## Description of the task:
Collect each line of the records below that contains the string "زمانی" and copy those lines in full.

(Items from a dataset)
==========

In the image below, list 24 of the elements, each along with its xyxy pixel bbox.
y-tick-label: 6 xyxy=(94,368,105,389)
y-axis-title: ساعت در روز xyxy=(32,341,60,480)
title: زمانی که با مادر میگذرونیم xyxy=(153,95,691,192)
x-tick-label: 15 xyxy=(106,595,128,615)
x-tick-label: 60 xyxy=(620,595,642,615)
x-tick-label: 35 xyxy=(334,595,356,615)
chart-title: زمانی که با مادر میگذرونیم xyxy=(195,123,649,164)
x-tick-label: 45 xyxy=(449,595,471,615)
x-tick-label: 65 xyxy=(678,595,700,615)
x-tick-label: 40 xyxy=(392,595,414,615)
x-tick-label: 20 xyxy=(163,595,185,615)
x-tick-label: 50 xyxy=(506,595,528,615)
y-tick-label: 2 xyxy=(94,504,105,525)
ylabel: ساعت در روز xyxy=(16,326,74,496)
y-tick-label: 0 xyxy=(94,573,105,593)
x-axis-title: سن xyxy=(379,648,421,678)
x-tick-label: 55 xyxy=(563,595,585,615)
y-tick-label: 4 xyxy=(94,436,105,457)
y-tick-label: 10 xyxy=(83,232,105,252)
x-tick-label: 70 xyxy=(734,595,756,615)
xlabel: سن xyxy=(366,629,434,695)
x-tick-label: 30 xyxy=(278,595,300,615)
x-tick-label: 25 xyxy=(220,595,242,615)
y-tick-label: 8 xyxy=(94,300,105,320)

==========

## Solution:
title: زمانی که با مادر میگذرونیم xyxy=(153,95,691,192)
chart-title: زمانی که با مادر میگذرونیم xyxy=(195,123,649,164)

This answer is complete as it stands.